▼
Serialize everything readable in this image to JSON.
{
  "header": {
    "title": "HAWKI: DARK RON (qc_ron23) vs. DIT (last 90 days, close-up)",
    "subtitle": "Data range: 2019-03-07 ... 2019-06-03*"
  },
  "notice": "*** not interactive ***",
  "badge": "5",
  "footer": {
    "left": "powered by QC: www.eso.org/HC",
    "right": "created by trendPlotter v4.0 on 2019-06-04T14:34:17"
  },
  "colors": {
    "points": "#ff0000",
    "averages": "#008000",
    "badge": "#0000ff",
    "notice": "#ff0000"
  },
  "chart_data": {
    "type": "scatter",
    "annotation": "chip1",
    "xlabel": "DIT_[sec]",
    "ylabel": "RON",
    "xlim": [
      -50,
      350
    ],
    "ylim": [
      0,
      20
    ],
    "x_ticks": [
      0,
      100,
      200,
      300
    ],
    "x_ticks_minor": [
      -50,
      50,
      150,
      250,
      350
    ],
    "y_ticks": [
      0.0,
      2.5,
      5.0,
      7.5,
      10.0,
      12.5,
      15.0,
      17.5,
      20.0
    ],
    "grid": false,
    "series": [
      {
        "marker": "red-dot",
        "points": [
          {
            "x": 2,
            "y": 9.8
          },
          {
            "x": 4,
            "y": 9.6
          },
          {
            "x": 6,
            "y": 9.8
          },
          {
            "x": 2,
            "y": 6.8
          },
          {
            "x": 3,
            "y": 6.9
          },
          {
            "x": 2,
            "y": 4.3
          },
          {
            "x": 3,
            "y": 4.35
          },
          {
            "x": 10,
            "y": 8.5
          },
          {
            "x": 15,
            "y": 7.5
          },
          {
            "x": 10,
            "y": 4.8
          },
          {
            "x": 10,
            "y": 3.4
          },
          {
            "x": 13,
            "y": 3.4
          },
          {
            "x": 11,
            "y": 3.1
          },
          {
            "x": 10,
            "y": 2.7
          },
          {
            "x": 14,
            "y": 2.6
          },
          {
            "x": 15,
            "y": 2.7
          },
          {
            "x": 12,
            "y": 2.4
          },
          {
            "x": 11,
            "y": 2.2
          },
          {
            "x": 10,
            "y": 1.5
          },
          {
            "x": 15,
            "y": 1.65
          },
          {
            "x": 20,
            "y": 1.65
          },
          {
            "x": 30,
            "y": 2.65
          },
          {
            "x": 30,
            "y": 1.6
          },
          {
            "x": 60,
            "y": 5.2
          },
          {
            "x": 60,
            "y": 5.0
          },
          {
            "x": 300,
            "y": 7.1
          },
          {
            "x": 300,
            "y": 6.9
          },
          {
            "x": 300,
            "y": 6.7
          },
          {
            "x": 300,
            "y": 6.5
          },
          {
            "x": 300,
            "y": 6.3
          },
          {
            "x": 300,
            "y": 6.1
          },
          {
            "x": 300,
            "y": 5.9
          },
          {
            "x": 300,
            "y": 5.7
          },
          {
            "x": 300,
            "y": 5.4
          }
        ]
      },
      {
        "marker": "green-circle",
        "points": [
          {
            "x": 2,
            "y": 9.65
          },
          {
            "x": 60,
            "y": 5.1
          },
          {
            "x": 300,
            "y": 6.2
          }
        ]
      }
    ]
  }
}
▲
§ **EXERCISE DETAILS**: Scan the records above and report how many lines include the word "notice", without any other text.

§ **RESPONSE**: 2